Material for this task:
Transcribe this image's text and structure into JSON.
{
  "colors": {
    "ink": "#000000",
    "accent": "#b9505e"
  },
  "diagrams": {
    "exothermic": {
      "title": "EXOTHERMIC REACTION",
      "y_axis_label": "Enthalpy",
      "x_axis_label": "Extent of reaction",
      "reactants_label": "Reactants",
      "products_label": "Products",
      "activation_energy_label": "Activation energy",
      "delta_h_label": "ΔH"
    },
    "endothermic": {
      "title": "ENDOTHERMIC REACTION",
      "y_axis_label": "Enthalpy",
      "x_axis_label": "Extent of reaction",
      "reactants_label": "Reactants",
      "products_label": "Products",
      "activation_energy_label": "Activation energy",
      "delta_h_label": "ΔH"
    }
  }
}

Task requirements:
The records above must be repeated exactly, every one of them.

Complete response:
Transcribe this image's text and structure into JSON.
{
  "colors": {
    "ink": "#000000",
    "accent": "#b9505e"
  },
  "diagrams": {
    "exothermic": {
      "title": "EXOTHERMIC REACTION",
      "y_axis_label": "Enthalpy",
      "x_axis_label": "Extent of reaction",
      "reactants_label": "Reactants",
      "products_label": "Products",
      "activation_energy_label": "Activation energy",
      "delta_h_label": "ΔH"
    },
    "endothermic": {
      "title": "ENDOTHERMIC REACTION",
      "y_axis_label": "Enthalpy",
      "x_axis_label": "Extent of reaction",
      "reactants_label": "Reactants",
      "products_label": "Products",
      "activation_energy_label": "Activation energy",
      "delta_h_label": "ΔH"
    }
  }
}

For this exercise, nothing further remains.